Stored data entries
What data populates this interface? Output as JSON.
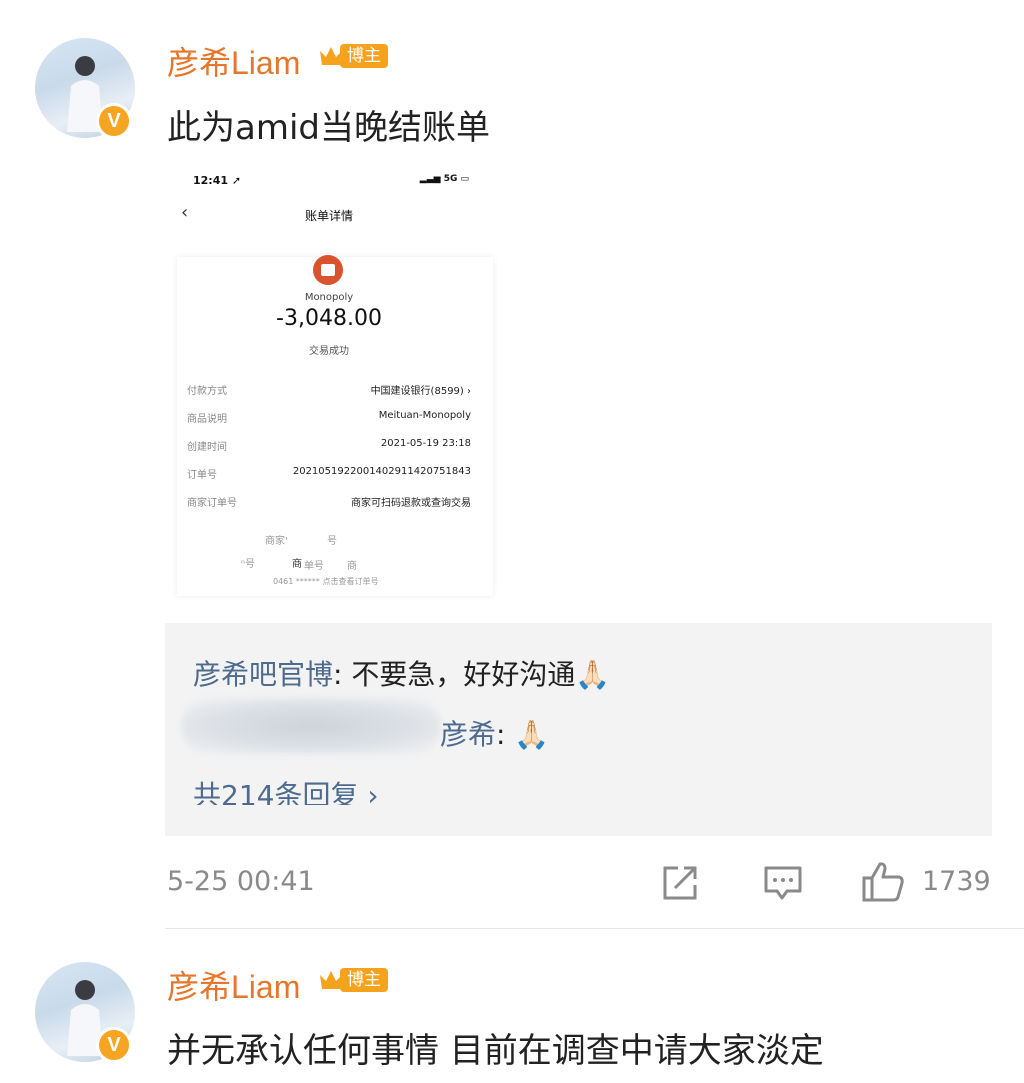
{
  "posts": [
    {
      "username": "彦希Liam",
      "badge": "博主",
      "verified_mark": "V",
      "text": "此为amid当晚结账单",
      "attachment": {
        "status_time": "12:41 ➚",
        "status_right": "5G",
        "nav_title": "账单详情",
        "back": "‹",
        "merchant": "Monopoly",
        "amount": "-3,048.00",
        "status": "交易成功",
        "rows": [
          {
            "label": "付款方式",
            "value": "中国建设银行(8599)  ›"
          },
          {
            "label": "商品说明",
            "value": "Meituan-Monopoly"
          },
          {
            "label": "创建时间",
            "value": "2021-05-19 23:18"
          },
          {
            "label": "订单号",
            "value": "2021051922001402911420751843"
          },
          {
            "label": "商家订单号",
            "value": "商家可扫码退款或查询交易"
          }
        ],
        "ghost_lines": [
          "商家'",
          "号",
          "ⁿ号",
          "商",
          "单号",
          "商",
          "0461 ****** 点击查看订单号"
        ]
      },
      "replies": [
        {
          "author": "彦希吧官博",
          "sep": ": ",
          "text": "不要急，好好沟通🙏🏻"
        },
        {
          "author": "彦希",
          "sep": ": ",
          "text": "🙏🏻"
        }
      ],
      "total_replies": "共214条回复 ›",
      "timestamp": "5-25 00:41",
      "likes": "1739"
    },
    {
      "username": "彦希Liam",
      "badge": "博主",
      "verified_mark": "V",
      "text": "并无承认任何事情 目前在调查中请大家淡定"
    }
  ],
  "icons": [
    "share-icon",
    "comment-icon",
    "like-icon",
    "crown-icon"
  ],
  "colors": {
    "username": "#e5762a",
    "reply_author": "#4d6a8f",
    "badge": "#f5a31c",
    "meta": "#8a8a8a"
  }
}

Direction:
Repeat the records above exactly, omitting every picture.

Result below:
What data populates this interface? Output as JSON.
{
  "posts": [
    {
      "username": "彦希Liam",
      "badge": "博主",
      "verified_mark": "V",
      "text": "此为amid当晚结账单",
      "attachment": {
        "status_time": "12:41 ➚",
        "status_right": "5G",
        "nav_title": "账单详情",
        "back": "‹",
        "merchant": "Monopoly",
        "amount": "-3,048.00",
        "status": "交易成功",
        "rows": [
          {
            "label": "付款方式",
            "value": "中国建设银行(8599)  ›"
          },
          {
            "label": "商品说明",
            "value": "Meituan-Monopoly"
          },
          {
            "label": "创建时间",
            "value": "2021-05-19 23:18"
          },
          {
            "label": "订单号",
            "value": "2021051922001402911420751843"
          },
          {
            "label": "商家订单号",
            "value": "商家可扫码退款或查询交易"
          }
        ],
        "ghost_lines": [
          "商家'",
          "号",
          "ⁿ号",
          "商",
          "单号",
          "商",
          "0461 ****** 点击查看订单号"
        ]
      },
      "replies": [
        {
          "author": "彦希吧官博",
          "sep": ": ",
          "text": "不要急，好好沟通🙏🏻"
        },
        {
          "author": "彦希",
          "sep": ": ",
          "text": "🙏🏻"
        }
      ],
      "total_replies": "共214条回复 ›",
      "timestamp": "5-25 00:41",
      "likes": "1739"
    },
    {
      "username": "彦希Liam",
      "badge": "博主",
      "verified_mark": "V",
      "text": "并无承认任何事情 目前在调查中请大家淡定"
    }
  ],
  "icons": [
    "share-icon",
    "comment-icon",
    "like-icon",
    "crown-icon"
  ],
  "colors": {
    "username": "#e5762a",
    "reply_author": "#4d6a8f",
    "badge": "#f5a31c",
    "meta": "#8a8a8a"
  }
}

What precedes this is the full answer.